* _Task statement_:
Every line below that contains "hind" is to be copied.

* _Data lines_:

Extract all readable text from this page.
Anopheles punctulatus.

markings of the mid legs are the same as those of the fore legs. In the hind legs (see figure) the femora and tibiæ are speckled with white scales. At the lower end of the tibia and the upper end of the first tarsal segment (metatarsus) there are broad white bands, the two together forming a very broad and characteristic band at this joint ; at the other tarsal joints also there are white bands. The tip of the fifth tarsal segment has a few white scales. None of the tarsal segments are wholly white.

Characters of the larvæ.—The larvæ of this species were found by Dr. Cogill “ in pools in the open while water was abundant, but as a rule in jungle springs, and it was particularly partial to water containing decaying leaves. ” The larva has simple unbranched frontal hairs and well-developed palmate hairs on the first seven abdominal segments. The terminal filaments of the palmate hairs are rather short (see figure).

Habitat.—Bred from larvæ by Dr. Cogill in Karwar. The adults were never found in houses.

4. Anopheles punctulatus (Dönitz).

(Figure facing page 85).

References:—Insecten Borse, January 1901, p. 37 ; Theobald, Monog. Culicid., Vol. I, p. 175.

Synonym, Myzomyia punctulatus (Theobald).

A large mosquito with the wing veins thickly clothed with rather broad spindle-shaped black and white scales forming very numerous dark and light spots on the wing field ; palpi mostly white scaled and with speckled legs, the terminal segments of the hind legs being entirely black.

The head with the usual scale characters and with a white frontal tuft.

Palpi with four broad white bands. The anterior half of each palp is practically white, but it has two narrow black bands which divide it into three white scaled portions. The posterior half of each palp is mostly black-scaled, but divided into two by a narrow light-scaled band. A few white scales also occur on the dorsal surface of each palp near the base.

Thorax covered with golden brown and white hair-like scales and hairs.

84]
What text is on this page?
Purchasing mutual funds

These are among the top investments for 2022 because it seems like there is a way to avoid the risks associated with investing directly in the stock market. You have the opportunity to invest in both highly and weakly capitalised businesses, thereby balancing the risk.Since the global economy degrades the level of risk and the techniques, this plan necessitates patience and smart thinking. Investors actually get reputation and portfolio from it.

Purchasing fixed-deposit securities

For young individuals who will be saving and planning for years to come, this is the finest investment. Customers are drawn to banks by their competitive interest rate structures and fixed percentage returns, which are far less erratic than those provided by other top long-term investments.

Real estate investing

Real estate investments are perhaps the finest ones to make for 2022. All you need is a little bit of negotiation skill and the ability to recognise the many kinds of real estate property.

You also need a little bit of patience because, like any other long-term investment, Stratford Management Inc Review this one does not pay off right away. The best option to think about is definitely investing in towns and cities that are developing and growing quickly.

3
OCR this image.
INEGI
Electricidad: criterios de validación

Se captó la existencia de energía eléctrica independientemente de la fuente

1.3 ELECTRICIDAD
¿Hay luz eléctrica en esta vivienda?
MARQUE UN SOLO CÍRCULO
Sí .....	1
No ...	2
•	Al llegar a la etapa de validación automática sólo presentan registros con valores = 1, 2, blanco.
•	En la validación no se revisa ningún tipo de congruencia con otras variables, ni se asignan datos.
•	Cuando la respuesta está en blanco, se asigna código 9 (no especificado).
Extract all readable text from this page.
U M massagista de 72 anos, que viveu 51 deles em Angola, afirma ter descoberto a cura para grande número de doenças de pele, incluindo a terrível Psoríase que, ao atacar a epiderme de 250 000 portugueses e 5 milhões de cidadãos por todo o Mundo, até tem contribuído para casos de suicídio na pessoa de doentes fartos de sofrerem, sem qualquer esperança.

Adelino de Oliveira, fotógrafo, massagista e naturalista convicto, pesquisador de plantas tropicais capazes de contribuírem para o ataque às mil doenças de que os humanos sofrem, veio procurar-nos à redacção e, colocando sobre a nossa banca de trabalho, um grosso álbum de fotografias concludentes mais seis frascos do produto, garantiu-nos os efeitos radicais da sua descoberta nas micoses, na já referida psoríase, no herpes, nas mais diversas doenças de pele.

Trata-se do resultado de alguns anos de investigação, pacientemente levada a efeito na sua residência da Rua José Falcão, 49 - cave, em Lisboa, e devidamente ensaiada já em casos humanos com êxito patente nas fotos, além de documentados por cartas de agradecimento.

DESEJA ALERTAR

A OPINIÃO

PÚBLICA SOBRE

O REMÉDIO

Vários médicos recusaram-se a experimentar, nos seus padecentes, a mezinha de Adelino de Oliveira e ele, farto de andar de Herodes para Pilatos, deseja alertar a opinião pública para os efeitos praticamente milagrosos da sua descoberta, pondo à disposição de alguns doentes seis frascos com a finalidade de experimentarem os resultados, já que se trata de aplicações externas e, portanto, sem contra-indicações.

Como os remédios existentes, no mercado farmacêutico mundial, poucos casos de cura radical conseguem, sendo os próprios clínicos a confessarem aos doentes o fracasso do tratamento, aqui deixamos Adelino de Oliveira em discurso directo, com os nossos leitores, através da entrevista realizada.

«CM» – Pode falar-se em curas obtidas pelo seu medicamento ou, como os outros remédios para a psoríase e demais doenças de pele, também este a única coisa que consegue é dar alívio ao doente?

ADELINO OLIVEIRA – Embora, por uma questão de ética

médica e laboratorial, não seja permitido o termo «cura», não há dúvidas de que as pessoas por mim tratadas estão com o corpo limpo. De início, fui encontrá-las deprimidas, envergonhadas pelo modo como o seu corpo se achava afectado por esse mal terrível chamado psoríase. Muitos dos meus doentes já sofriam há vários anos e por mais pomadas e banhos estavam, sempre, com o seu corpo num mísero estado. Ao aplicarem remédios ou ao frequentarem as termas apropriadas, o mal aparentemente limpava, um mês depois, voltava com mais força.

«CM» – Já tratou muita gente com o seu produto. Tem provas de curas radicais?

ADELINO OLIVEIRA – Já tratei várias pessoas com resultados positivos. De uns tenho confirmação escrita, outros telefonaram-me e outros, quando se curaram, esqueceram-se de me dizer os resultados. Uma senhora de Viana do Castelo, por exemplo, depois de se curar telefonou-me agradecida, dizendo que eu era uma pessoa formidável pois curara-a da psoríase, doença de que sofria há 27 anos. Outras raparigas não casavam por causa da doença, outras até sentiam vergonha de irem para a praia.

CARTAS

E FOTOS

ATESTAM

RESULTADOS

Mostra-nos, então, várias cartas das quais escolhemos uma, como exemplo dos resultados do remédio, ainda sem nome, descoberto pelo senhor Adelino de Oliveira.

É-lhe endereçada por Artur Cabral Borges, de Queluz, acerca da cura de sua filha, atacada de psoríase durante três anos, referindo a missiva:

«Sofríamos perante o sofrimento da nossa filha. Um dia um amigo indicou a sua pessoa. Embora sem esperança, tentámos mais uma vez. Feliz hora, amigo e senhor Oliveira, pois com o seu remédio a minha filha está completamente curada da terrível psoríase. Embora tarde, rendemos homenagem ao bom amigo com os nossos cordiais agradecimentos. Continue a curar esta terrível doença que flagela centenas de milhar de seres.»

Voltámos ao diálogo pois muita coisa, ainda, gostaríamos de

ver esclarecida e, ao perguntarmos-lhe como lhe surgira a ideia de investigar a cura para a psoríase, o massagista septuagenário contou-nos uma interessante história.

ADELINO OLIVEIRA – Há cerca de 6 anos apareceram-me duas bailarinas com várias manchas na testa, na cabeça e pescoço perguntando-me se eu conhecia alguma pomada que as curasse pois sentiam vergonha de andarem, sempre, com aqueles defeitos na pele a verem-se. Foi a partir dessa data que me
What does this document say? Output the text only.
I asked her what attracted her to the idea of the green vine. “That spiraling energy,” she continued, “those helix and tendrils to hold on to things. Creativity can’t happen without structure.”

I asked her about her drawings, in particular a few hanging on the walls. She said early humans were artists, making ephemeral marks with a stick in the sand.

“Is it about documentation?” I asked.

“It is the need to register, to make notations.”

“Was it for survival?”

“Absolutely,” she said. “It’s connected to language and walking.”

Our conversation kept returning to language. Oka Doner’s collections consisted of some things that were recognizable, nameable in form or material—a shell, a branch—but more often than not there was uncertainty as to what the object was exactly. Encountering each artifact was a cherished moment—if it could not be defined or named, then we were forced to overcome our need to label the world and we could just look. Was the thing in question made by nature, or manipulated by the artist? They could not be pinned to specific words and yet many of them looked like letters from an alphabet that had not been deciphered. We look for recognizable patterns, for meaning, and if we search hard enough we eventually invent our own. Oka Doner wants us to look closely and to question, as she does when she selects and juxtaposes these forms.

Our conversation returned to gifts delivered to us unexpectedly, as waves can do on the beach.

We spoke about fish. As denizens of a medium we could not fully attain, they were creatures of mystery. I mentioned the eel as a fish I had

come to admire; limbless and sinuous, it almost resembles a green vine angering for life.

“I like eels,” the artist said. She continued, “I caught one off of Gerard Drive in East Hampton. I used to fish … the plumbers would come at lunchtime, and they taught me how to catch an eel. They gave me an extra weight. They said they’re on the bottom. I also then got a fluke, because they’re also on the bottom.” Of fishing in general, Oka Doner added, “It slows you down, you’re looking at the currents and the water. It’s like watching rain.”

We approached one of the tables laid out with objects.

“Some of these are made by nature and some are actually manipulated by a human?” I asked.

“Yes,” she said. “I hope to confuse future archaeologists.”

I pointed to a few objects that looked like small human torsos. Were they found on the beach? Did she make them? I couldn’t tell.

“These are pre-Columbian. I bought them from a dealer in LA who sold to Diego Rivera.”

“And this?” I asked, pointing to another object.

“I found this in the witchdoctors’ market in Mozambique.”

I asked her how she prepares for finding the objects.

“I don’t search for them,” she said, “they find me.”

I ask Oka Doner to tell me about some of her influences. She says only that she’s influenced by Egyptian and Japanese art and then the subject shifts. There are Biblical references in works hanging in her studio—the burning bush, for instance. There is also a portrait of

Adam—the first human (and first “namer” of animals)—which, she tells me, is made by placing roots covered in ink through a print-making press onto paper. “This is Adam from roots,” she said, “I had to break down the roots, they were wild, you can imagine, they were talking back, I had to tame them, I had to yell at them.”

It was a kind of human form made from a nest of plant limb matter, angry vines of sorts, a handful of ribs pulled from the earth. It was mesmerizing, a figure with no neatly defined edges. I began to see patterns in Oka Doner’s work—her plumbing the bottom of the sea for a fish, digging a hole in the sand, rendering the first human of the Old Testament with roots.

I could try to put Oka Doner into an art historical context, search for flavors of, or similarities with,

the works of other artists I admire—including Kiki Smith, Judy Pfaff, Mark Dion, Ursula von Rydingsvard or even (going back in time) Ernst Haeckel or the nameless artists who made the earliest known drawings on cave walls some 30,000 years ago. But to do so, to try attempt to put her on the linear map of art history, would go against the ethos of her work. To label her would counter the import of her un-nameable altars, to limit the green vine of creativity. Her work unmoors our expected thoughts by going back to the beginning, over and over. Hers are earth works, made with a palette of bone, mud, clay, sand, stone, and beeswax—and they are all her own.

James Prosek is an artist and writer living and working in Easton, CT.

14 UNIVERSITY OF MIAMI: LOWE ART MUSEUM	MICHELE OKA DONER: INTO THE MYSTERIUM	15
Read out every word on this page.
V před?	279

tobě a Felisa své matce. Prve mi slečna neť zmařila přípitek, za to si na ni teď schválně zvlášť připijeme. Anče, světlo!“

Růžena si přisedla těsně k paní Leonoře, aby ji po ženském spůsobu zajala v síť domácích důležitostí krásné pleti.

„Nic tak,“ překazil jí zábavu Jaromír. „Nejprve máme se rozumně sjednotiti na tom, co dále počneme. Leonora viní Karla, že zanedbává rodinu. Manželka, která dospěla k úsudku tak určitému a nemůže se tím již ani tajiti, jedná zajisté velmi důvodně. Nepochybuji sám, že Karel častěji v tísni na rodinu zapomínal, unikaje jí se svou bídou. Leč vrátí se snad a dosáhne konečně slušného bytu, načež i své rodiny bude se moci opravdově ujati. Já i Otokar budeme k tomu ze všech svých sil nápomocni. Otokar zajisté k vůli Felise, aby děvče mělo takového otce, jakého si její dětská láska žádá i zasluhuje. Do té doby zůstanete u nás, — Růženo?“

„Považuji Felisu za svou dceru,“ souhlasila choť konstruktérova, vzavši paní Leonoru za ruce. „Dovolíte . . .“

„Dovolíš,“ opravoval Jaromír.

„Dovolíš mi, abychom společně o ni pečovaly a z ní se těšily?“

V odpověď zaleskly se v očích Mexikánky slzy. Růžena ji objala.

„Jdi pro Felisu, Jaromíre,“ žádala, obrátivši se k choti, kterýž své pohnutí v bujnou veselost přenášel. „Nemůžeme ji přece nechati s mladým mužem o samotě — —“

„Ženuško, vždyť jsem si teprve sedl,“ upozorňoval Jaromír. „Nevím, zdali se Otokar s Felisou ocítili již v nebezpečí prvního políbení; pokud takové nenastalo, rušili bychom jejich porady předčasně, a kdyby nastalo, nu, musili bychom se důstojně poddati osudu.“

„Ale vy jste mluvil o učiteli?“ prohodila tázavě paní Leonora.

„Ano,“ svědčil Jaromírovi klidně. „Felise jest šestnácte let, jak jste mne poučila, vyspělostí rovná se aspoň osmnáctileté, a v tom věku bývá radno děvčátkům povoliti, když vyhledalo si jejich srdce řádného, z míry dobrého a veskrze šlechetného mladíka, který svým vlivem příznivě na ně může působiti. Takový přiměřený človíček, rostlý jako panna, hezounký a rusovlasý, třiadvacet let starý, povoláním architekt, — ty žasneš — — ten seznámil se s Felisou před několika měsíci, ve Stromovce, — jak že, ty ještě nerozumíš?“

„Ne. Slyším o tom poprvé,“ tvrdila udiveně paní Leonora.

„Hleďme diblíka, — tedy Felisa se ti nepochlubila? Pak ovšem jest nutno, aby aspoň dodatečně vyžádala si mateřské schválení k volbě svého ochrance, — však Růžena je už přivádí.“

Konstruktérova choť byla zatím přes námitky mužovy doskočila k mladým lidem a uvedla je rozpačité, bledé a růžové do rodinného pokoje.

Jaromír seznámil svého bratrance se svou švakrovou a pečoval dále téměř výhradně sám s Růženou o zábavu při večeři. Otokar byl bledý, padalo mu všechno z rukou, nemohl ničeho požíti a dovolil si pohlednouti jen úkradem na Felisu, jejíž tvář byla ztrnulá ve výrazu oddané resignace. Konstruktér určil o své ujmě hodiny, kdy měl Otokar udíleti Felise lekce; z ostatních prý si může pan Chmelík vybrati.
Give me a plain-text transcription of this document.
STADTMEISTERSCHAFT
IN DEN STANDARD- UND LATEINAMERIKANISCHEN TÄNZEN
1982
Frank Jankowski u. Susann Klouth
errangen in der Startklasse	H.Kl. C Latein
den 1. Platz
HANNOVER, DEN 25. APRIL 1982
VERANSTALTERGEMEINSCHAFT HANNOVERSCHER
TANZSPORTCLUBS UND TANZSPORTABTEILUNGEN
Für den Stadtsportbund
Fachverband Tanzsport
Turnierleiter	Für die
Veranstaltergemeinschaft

* _Response to the exercise_:
markings of the mid legs are the same as those of the fore legs. In the hind legs (see figure) the femora and tibiæ are speckled with white scales. At the lower end of the tibia and the upper end of the first tarsal segment (metatarsus) there are broad white bands, the two together forming a very broad and characteristic band at this joint ; at the other tarsal joints also there are white bands. The tip of the fifth tarsal segment has a few white scales. None of the tarsal segments are wholly white.
A large mosquito with the wing veins thickly clothed with rather broad spindle-shaped black and white scales forming very numerous dark and light spots on the wing field ; palpi mostly white scaled and with speckled legs, the terminal segments of the hind legs being entirely black.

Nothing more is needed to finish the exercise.